--- Prompt ---
Filter the records below down to lines containing "name".

--- Stored records ---

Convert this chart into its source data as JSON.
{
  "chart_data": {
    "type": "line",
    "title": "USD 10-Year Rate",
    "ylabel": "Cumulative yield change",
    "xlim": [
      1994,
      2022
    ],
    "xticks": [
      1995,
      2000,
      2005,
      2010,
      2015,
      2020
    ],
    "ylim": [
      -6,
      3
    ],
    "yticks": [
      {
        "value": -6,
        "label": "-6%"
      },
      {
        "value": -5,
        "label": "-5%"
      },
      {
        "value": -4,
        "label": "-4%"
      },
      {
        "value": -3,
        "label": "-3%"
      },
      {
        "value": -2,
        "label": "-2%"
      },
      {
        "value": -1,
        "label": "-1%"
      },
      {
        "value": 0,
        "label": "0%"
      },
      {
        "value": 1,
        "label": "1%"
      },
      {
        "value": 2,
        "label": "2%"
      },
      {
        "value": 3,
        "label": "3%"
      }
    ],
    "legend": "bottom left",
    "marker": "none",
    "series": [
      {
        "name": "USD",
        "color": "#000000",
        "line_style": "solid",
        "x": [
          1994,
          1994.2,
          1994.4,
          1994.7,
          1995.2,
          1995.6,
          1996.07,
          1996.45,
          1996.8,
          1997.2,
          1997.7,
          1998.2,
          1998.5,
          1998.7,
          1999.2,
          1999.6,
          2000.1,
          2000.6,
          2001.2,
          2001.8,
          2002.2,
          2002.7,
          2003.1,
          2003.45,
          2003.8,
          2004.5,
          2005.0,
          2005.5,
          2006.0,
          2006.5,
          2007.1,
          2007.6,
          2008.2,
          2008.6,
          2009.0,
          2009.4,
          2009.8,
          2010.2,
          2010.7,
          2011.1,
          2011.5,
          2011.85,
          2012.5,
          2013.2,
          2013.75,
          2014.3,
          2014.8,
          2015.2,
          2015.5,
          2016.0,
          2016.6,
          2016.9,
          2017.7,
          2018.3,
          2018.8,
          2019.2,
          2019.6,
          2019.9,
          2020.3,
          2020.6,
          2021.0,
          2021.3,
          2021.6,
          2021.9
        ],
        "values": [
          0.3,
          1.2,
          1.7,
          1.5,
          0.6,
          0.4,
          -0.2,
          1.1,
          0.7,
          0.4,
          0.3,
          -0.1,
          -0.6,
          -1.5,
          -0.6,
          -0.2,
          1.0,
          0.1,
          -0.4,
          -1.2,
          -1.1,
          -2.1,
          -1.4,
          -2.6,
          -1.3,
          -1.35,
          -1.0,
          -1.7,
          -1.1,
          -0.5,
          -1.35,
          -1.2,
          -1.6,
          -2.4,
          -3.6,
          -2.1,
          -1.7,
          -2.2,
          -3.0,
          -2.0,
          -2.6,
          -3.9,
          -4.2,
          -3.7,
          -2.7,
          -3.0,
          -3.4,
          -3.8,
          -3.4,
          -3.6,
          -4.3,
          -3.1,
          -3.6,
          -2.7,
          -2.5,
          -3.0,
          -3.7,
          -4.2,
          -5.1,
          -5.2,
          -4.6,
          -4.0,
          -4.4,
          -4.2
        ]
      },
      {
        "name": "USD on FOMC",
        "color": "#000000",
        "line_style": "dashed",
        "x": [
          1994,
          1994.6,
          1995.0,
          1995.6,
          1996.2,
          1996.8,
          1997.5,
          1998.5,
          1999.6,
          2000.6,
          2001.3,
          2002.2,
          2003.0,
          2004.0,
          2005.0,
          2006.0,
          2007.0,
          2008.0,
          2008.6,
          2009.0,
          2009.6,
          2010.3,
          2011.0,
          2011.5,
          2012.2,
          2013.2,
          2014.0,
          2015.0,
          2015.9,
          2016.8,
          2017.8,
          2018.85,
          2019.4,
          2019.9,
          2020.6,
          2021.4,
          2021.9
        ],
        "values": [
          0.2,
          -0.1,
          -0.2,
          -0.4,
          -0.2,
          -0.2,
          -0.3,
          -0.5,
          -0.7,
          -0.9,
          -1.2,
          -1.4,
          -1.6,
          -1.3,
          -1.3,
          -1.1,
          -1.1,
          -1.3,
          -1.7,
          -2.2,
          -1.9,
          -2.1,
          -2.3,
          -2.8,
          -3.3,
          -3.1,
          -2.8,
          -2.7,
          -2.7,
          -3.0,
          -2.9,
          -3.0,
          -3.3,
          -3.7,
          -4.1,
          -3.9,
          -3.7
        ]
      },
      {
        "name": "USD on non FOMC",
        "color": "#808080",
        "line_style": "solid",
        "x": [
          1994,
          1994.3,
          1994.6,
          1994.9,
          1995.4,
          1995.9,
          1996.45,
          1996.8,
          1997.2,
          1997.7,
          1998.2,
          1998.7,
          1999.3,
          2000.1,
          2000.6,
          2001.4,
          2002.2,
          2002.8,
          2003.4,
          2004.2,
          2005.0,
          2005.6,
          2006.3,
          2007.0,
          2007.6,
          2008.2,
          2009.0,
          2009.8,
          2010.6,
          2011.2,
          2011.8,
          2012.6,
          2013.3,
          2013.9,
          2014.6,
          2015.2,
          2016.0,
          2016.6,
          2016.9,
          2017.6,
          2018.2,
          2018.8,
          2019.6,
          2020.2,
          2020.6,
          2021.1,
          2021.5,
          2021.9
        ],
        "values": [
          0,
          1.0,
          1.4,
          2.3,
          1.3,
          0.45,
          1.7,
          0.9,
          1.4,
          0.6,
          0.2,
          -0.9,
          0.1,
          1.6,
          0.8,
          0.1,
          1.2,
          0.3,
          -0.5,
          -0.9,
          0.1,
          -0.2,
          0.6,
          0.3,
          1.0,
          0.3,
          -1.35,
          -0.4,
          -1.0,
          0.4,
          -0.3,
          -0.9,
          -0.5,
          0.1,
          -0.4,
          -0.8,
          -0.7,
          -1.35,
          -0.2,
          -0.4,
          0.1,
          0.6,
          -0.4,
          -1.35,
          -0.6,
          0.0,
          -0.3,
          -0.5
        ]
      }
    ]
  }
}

--- Expected answer ---
        "name": "USD",
        "name": "USD on FOMC",
        "name": "USD on non FOMC",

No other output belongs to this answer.